(Data entries for graphics)
BEGIN

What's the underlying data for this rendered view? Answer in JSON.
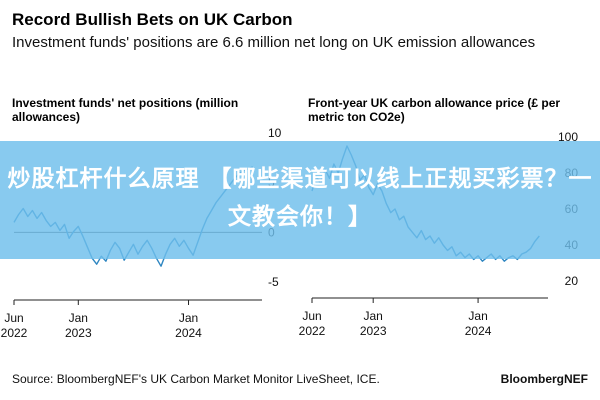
{
  "title": "Record Bullish Bets on UK Carbon",
  "subtitle": "Investment funds' positions are 6.6 million net long on UK emission allowances",
  "banner_text": "炒股杠杆什么原理 【哪些渠道可以线上正规买彩票？一文教会你！】",
  "source": "Source: BloombergNEF's UK Carbon Market Monitor LiveSheet, ICE.",
  "brand": "BloombergNEF",
  "colors": {
    "series": "#2e86c1",
    "zero_line": "#555555"
  },
  "chart_data": [
    {
      "type": "line",
      "title": "Investment funds' net positions (million allowances)",
      "y_ticks": [
        "10",
        "5",
        "0",
        "-5"
      ],
      "x_ticks": [
        {
          "line1": "Jun",
          "line2": "2022"
        },
        {
          "line1": "Jan",
          "line2": "2023"
        },
        {
          "line1": "Jan",
          "line2": "2024"
        }
      ],
      "ylim": [
        -6,
        10.5
      ],
      "zero_line": true,
      "x_range": [
        0,
        27
      ],
      "x_tick_positions": [
        0,
        7,
        19
      ],
      "series": [
        {
          "x": [
            0,
            0.5,
            1,
            1.5,
            2,
            2.5,
            3,
            3.5,
            4,
            4.5,
            5,
            5.5,
            6,
            6.5,
            7,
            7.5,
            8,
            8.5,
            9,
            9.5,
            10,
            10.5,
            11,
            11.5,
            12,
            12.5,
            13,
            13.5,
            14,
            14.5,
            15,
            15.5,
            16,
            16.5,
            17,
            17.5,
            18,
            18.5,
            19,
            19.5,
            20,
            20.5,
            21,
            21.5,
            22,
            22.5,
            23,
            23.5,
            24,
            24.5,
            25,
            25.5,
            26
          ],
          "y": [
            1,
            1.8,
            2.4,
            1.6,
            2.2,
            1.4,
            2.0,
            1.2,
            0.6,
            1.0,
            0.2,
            0.8,
            -0.6,
            0.1,
            0.6,
            -0.4,
            -1.5,
            -2.6,
            -3.2,
            -2.4,
            -2.9,
            -1.8,
            -1.0,
            -1.6,
            -2.8,
            -2.0,
            -1.2,
            -2.2,
            -1.4,
            -0.8,
            -1.6,
            -2.6,
            -3.4,
            -2.2,
            -1.2,
            -0.6,
            -1.4,
            -0.8,
            -1.6,
            -2.3,
            -1.0,
            0.3,
            1.4,
            2.2,
            3.0,
            3.6,
            4.2,
            4.8,
            5.4,
            5.9,
            6.2,
            6.4,
            6.6
          ]
        }
      ]
    },
    {
      "type": "line",
      "title": "Front-year UK carbon allowance price (£ per metric ton CO2e)",
      "y_ticks": [
        "100",
        "80",
        "60",
        "40",
        "20"
      ],
      "x_ticks": [
        {
          "line1": "Jun",
          "line2": "2022"
        },
        {
          "line1": "Jan",
          "line2": "2023"
        },
        {
          "line1": "Jan",
          "line2": "2024"
        }
      ],
      "ylim": [
        15,
        105
      ],
      "zero_line": false,
      "x_range": [
        0,
        27
      ],
      "x_tick_positions": [
        0,
        7,
        19
      ],
      "series": [
        {
          "x": [
            0,
            0.5,
            1,
            1.5,
            2,
            2.5,
            3,
            3.5,
            4,
            4.5,
            5,
            5.5,
            6,
            6.5,
            7,
            7.5,
            8,
            8.5,
            9,
            9.5,
            10,
            10.5,
            11,
            11.5,
            12,
            12.5,
            13,
            13.5,
            14,
            14.5,
            15,
            15.5,
            16,
            16.5,
            17,
            17.5,
            18,
            18.5,
            19,
            19.5,
            20,
            20.5,
            21,
            21.5,
            22,
            22.5,
            23,
            23.5,
            24,
            24.5,
            25,
            25.5,
            26
          ],
          "y": [
            70,
            78,
            74,
            82,
            77,
            85,
            80,
            88,
            95,
            90,
            84,
            76,
            79,
            72,
            68,
            74,
            70,
            63,
            58,
            60,
            54,
            56,
            50,
            47,
            44,
            48,
            43,
            45,
            41,
            44,
            40,
            37,
            39,
            34,
            36,
            33,
            35,
            32,
            34,
            31,
            33,
            35,
            32,
            34,
            31,
            33,
            34,
            32,
            35,
            36,
            38,
            42,
            45
          ]
        }
      ]
    }
  ]
}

END

• GIVEN REQUEST
Repeat the data exactly, dropping every picture it holds.

• RIGHT ANSWER
What's the underlying data for this rendered view? Answer in JSON.
{
  "title": "Record Bullish Bets on UK Carbon",
  "subtitle": "Investment funds' positions are 6.6 million net long on UK emission allowances",
  "banner_text": "炒股杠杆什么原理 【哪些渠道可以线上正规买彩票？一文教会你！】",
  "source": "Source: BloombergNEF's UK Carbon Market Monitor LiveSheet, ICE.",
  "brand": "BloombergNEF",
  "colors": {
    "series": "#2e86c1",
    "zero_line": "#555555"
  },
  "chart_data": [
    {
      "type": "line",
      "title": "Investment funds' net positions (million allowances)",
      "y_ticks": [
        "10",
        "5",
        "0",
        "-5"
      ],
      "x_ticks": [
        {
          "line1": "Jun",
          "line2": "2022"
        },
        {
          "line1": "Jan",
          "line2": "2023"
        },
        {
          "line1": "Jan",
          "line2": "2024"
        }
      ],
      "ylim": [
        -6,
        10.5
      ],
      "zero_line": true,
      "x_range": [
        0,
        27
      ],
      "x_tick_positions": [
        0,
        7,
        19
      ],
      "series": [
        {
          "x": [
            0,
            0.5,
            1,
            1.5,
            2,
            2.5,
            3,
            3.5,
            4,
            4.5,
            5,
            5.5,
            6,
            6.5,
            7,
            7.5,
            8,
            8.5,
            9,
            9.5,
            10,
            10.5,
            11,
            11.5,
            12,
            12.5,
            13,
            13.5,
            14,
            14.5,
            15,
            15.5,
            16,
            16.5,
            17,
            17.5,
            18,
            18.5,
            19,
            19.5,
            20,
            20.5,
            21,
            21.5,
            22,
            22.5,
            23,
            23.5,
            24,
            24.5,
            25,
            25.5,
            26
          ],
          "y": [
            1,
            1.8,
            2.4,
            1.6,
            2.2,
            1.4,
            2.0,
            1.2,
            0.6,
            1.0,
            0.2,
            0.8,
            -0.6,
            0.1,
            0.6,
            -0.4,
            -1.5,
            -2.6,
            -3.2,
            -2.4,
            -2.9,
            -1.8,
            -1.0,
            -1.6,
            -2.8,
            -2.0,
            -1.2,
            -2.2,
            -1.4,
            -0.8,
            -1.6,
            -2.6,
            -3.4,
            -2.2,
            -1.2,
            -0.6,
            -1.4,
            -0.8,
            -1.6,
            -2.3,
            -1.0,
            0.3,
            1.4,
            2.2,
            3.0,
            3.6,
            4.2,
            4.8,
            5.4,
            5.9,
            6.2,
            6.4,
            6.6
          ]
        }
      ]
    },
    {
      "type": "line",
      "title": "Front-year UK carbon allowance price (£ per metric ton CO2e)",
      "y_ticks": [
        "100",
        "80",
        "60",
        "40",
        "20"
      ],
      "x_ticks": [
        {
          "line1": "Jun",
          "line2": "2022"
        },
        {
          "line1": "Jan",
          "line2": "2023"
        },
        {
          "line1": "Jan",
          "line2": "2024"
        }
      ],
      "ylim": [
        15,
        105
      ],
      "zero_line": false,
      "x_range": [
        0,
        27
      ],
      "x_tick_positions": [
        0,
        7,
        19
      ],
      "series": [
        {
          "x": [
            0,
            0.5,
            1,
            1.5,
            2,
            2.5,
            3,
            3.5,
            4,
            4.5,
            5,
            5.5,
            6,
            6.5,
            7,
            7.5,
            8,
            8.5,
            9,
            9.5,
            10,
            10.5,
            11,
            11.5,
            12,
            12.5,
            13,
            13.5,
            14,
            14.5,
            15,
            15.5,
            16,
            16.5,
            17,
            17.5,
            18,
            18.5,
            19,
            19.5,
            20,
            20.5,
            21,
            21.5,
            22,
            22.5,
            23,
            23.5,
            24,
            24.5,
            25,
            25.5,
            26
          ],
          "y": [
            70,
            78,
            74,
            82,
            77,
            85,
            80,
            88,
            95,
            90,
            84,
            76,
            79,
            72,
            68,
            74,
            70,
            63,
            58,
            60,
            54,
            56,
            50,
            47,
            44,
            48,
            43,
            45,
            41,
            44,
            40,
            37,
            39,
            34,
            36,
            33,
            35,
            32,
            34,
            31,
            33,
            35,
            32,
            34,
            31,
            33,
            34,
            32,
            35,
            36,
            38,
            42,
            45
          ]
        }
      ]
    }
  ]
}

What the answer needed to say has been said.